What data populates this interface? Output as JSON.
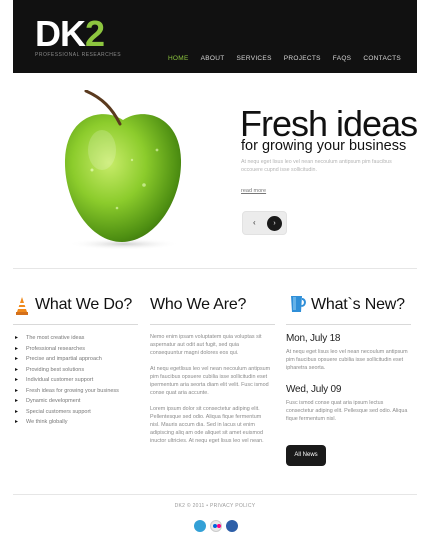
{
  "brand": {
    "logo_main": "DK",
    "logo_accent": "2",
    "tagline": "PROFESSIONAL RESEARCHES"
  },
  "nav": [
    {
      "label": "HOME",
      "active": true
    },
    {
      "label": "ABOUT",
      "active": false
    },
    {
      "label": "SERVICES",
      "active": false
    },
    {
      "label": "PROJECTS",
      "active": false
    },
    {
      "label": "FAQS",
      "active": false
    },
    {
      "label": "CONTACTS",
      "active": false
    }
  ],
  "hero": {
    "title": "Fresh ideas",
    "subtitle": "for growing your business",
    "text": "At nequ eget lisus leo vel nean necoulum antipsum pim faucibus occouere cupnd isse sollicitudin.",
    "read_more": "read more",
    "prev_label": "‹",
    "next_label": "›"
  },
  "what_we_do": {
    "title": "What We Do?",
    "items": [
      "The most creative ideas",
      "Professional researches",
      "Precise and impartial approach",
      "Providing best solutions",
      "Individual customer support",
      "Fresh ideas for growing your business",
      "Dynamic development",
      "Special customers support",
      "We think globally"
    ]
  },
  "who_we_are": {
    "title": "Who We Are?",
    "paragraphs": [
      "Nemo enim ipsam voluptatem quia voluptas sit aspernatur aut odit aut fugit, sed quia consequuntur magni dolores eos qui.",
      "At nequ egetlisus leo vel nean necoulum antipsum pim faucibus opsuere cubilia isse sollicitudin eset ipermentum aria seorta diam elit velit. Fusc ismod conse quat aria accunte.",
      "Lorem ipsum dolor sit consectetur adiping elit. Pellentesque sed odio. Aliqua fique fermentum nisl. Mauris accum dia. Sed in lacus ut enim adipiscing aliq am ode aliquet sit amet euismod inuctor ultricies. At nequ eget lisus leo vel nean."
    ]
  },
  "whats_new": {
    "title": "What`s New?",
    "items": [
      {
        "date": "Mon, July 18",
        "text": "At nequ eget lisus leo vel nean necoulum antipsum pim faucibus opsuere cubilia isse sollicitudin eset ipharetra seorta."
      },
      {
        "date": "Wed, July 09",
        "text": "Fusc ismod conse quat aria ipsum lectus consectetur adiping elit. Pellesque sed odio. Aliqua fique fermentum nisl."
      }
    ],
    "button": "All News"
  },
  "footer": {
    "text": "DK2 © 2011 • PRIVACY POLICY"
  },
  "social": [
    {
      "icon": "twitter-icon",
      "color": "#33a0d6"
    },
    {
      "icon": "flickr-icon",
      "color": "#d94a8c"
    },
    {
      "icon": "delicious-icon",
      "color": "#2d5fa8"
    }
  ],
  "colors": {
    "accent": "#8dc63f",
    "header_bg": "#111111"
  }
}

----

Give an exact reproduction of every line, leaving out any picture.

What data populates this interface? Output as JSON.
{
  "brand": {
    "logo_main": "DK",
    "logo_accent": "2",
    "tagline": "PROFESSIONAL RESEARCHES"
  },
  "nav": [
    {
      "label": "HOME",
      "active": true
    },
    {
      "label": "ABOUT",
      "active": false
    },
    {
      "label": "SERVICES",
      "active": false
    },
    {
      "label": "PROJECTS",
      "active": false
    },
    {
      "label": "FAQS",
      "active": false
    },
    {
      "label": "CONTACTS",
      "active": false
    }
  ],
  "hero": {
    "title": "Fresh ideas",
    "subtitle": "for growing your business",
    "text": "At nequ eget lisus leo vel nean necoulum antipsum pim faucibus occouere cupnd isse sollicitudin.",
    "read_more": "read more",
    "prev_label": "‹",
    "next_label": "›"
  },
  "what_we_do": {
    "title": "What We Do?",
    "items": [
      "The most creative ideas",
      "Professional researches",
      "Precise and impartial approach",
      "Providing best solutions",
      "Individual customer support",
      "Fresh ideas for growing your business",
      "Dynamic development",
      "Special customers support",
      "We think globally"
    ]
  },
  "who_we_are": {
    "title": "Who We Are?",
    "paragraphs": [
      "Nemo enim ipsam voluptatem quia voluptas sit aspernatur aut odit aut fugit, sed quia consequuntur magni dolores eos qui.",
      "At nequ egetlisus leo vel nean necoulum antipsum pim faucibus opsuere cubilia isse sollicitudin eset ipermentum aria seorta diam elit velit. Fusc ismod conse quat aria accunte.",
      "Lorem ipsum dolor sit consectetur adiping elit. Pellentesque sed odio. Aliqua fique fermentum nisl. Mauris accum dia. Sed in lacus ut enim adipiscing aliq am ode aliquet sit amet euismod inuctor ultricies. At nequ eget lisus leo vel nean."
    ]
  },
  "whats_new": {
    "title": "What`s New?",
    "items": [
      {
        "date": "Mon, July 18",
        "text": "At nequ eget lisus leo vel nean necoulum antipsum pim faucibus opsuere cubilia isse sollicitudin eset ipharetra seorta."
      },
      {
        "date": "Wed, July 09",
        "text": "Fusc ismod conse quat aria ipsum lectus consectetur adiping elit. Pellesque sed odio. Aliqua fique fermentum nisl."
      }
    ],
    "button": "All News"
  },
  "footer": {
    "text": "DK2 © 2011 • PRIVACY POLICY"
  },
  "social": [
    {
      "icon": "twitter-icon",
      "color": "#33a0d6"
    },
    {
      "icon": "flickr-icon",
      "color": "#d94a8c"
    },
    {
      "icon": "delicious-icon",
      "color": "#2d5fa8"
    }
  ],
  "colors": {
    "accent": "#8dc63f",
    "header_bg": "#111111"
  }
}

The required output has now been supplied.